Direction
Reproduce every entry exactly, without alteration.

Data to process

_ _ _ _ _ _ _

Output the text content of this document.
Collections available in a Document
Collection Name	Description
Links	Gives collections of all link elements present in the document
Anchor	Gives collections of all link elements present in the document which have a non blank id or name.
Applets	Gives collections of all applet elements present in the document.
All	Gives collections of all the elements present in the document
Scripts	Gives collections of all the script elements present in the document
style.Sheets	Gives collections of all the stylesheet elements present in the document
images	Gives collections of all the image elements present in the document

_ _ _ _ _ _ _

Full answer
Output the text content of this document.
Collections available in a Document
Collection Name	Description
Links	Gives collections of all link elements present in the document
Anchor	Gives collections of all link elements present in the document which have a non blank id or name.
Applets	Gives collections of all applet elements present in the document.
All	Gives collections of all the elements present in the document
Scripts	Gives collections of all the script elements present in the document
style.Sheets	Gives collections of all the stylesheet elements present in the document
images	Gives collections of all the image elements present in the document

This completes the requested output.